---- Segment du document
L’initiative est louable, mais on ne peut s’empêcher de se sentir insulté. Et encore un peu plus quand le Church Group venu aider à la reconstruction de la ville est pris pour des cons par Sonny qui leur vend de la musique ’typique’ en leur chantant Oh When The Saints version soupe. Pire, la scène suivante commence par une autre version plus ’soul’ et moins commerciale de la chanson, pour mieux souligner la supériorité culturelle. Le Church Group passe ensuite ’la soirée de leur vie’ dans le 7th Ward, un autre quartier décrit comme dangereux et qui pourtant leur fait entrevoir le vrai bonheur.
--------
---- Extraits d'enregistrements
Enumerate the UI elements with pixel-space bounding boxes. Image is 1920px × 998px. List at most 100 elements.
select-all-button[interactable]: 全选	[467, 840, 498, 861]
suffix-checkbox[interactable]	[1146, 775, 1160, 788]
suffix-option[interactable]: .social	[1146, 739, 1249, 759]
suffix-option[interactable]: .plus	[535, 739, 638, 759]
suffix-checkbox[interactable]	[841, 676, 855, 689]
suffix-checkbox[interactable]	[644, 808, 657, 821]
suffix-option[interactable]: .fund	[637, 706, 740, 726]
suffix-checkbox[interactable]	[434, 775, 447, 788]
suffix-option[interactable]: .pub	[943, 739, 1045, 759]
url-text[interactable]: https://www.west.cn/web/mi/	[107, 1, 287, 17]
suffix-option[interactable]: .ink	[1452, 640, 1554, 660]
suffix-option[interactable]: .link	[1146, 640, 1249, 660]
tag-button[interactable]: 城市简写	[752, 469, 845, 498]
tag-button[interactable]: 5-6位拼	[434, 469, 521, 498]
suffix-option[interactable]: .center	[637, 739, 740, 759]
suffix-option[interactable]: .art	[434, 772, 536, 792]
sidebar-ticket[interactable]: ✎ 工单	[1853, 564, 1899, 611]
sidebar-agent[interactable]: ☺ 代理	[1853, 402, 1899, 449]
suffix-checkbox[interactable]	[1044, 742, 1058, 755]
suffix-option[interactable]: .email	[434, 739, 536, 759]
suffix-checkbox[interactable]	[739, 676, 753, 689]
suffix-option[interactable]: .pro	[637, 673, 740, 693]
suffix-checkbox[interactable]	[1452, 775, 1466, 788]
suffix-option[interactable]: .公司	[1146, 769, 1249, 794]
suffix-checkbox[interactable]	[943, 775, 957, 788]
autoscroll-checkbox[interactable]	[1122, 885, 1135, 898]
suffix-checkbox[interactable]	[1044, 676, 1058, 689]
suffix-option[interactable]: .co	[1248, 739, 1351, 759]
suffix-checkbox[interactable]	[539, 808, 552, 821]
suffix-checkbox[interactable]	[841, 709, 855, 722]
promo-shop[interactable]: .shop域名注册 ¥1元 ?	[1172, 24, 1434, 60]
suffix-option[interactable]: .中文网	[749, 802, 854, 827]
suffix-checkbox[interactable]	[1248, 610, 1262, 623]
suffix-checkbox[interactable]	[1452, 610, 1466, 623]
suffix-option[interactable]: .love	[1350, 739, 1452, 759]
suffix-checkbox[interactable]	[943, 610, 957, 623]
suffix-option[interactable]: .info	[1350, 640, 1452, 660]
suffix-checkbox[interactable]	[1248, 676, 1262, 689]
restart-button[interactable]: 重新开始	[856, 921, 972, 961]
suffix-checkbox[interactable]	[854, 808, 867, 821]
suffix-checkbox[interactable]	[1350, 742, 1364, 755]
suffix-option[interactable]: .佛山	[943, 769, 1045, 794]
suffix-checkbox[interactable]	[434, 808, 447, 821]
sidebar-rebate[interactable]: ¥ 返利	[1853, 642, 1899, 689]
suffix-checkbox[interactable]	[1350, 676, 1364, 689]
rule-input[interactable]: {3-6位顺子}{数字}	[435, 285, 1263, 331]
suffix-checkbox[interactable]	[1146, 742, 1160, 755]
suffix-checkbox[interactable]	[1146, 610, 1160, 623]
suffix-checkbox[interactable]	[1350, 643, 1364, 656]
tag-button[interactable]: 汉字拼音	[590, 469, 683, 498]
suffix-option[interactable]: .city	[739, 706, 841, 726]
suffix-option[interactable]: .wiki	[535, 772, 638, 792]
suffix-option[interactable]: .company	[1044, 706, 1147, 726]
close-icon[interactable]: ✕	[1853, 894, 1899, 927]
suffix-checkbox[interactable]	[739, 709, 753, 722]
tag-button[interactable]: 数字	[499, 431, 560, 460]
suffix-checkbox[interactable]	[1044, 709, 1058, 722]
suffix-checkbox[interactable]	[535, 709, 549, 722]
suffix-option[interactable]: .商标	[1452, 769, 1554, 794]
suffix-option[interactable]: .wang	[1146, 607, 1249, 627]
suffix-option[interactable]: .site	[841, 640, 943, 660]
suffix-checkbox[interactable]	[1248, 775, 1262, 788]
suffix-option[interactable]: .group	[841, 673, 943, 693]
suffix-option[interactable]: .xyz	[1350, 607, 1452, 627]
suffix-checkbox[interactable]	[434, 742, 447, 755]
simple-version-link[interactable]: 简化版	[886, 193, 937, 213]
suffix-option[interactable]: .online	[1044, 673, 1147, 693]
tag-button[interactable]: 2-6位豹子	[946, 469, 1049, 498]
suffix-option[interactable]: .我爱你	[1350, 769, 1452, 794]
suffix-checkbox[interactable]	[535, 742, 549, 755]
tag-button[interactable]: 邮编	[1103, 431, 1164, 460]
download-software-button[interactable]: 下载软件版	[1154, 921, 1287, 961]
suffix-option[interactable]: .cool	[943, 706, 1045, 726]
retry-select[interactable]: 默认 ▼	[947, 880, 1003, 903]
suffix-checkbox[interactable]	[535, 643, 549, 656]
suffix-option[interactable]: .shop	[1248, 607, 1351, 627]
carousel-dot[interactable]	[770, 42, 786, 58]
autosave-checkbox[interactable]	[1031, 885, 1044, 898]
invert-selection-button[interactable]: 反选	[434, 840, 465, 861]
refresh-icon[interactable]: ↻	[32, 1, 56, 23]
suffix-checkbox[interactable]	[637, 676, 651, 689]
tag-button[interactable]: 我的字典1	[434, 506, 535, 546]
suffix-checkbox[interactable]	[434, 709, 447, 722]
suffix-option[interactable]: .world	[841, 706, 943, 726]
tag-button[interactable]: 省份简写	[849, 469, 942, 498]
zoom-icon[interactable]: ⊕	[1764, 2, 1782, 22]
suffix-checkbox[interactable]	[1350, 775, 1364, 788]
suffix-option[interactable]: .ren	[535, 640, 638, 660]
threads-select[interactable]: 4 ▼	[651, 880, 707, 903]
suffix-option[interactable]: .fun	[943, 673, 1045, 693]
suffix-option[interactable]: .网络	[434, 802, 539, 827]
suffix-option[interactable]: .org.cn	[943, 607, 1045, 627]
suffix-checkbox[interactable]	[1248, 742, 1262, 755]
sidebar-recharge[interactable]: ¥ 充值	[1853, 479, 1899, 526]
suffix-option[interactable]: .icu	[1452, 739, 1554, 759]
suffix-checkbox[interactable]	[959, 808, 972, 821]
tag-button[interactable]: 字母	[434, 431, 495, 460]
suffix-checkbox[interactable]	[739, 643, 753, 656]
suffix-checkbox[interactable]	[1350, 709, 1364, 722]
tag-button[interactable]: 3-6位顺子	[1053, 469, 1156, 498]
--------
◆ **Énoncé**:
Dans le segment sur le Church Group :
1. Quelle chanson Sonny chante-t-il au Church Group ?
2. Comment est qualifiée la version de cette chanson qui ouvre la scène suivante ?
3. Dans quel quartier le Church Group passe-t-il « la soirée de leur vie » ?
Les enregistrements n'ont aucun rapport avec le segment.

◆ **Bonne réponse**:
1. Oh When The Saints.
2. Plus « soul » et moins commerciale.
3. Le 7th Ward.